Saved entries

◆ ◆ ◆ ◆ ◆ ◆ ◆

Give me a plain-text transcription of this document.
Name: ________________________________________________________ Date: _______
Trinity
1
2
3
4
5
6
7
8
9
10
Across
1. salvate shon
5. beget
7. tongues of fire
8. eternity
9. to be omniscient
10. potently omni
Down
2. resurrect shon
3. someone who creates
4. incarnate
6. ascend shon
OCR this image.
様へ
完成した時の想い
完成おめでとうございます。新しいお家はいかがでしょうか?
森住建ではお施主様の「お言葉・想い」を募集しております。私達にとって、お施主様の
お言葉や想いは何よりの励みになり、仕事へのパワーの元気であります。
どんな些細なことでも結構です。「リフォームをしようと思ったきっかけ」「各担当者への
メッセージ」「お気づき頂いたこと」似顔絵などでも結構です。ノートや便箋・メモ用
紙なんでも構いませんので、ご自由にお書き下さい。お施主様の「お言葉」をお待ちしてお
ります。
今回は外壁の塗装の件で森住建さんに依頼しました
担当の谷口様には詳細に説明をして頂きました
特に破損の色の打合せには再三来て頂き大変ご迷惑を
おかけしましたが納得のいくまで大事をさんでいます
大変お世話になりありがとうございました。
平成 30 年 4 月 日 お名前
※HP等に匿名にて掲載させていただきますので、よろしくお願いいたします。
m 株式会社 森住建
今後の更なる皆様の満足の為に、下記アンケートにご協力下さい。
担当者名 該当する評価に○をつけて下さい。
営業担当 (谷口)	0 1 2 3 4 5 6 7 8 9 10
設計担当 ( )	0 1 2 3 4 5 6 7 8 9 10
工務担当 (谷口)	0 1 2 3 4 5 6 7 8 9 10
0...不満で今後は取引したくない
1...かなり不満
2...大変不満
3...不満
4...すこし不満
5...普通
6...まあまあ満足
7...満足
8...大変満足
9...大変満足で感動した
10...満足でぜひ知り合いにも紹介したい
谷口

◆ ◆ ◆ ◆ ◆ ◆ ◆

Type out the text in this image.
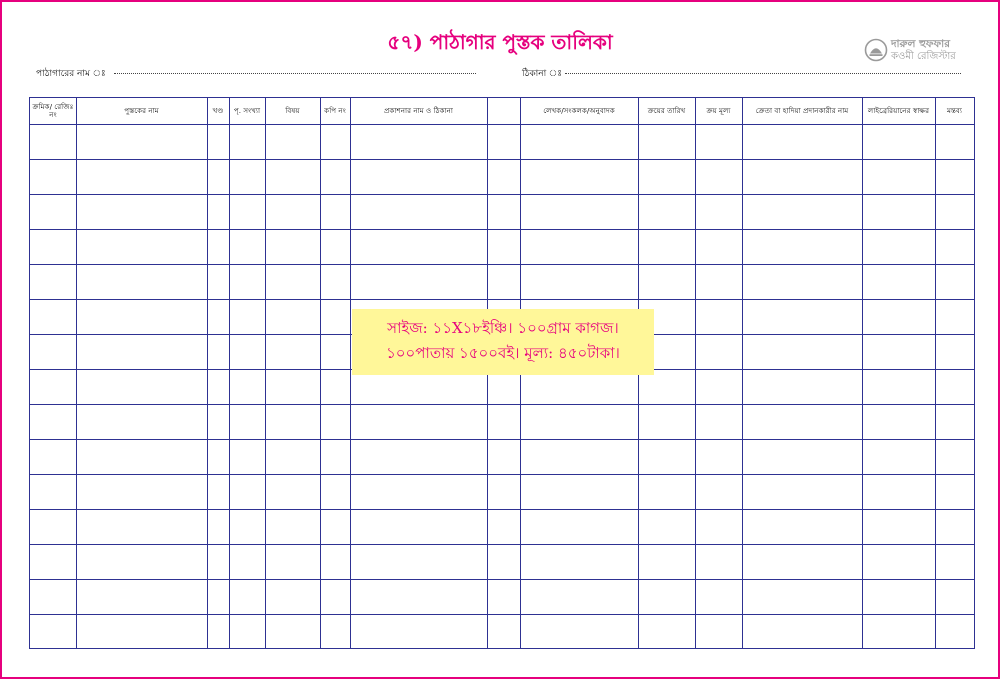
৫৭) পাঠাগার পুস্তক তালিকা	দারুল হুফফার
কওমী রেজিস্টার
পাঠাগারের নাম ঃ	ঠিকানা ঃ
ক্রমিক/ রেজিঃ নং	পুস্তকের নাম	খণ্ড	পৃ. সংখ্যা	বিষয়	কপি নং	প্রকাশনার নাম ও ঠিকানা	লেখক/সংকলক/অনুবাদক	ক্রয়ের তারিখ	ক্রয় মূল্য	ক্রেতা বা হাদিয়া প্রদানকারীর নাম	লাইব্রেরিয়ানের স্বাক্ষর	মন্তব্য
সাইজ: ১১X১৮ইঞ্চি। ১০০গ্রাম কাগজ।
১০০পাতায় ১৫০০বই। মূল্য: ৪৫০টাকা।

◆ ◆ ◆ ◆ ◆ ◆ ◆

What to do:
Tally how many lines of the material contain the word "shon". The answer must be the number and nothing else.

Reply:
3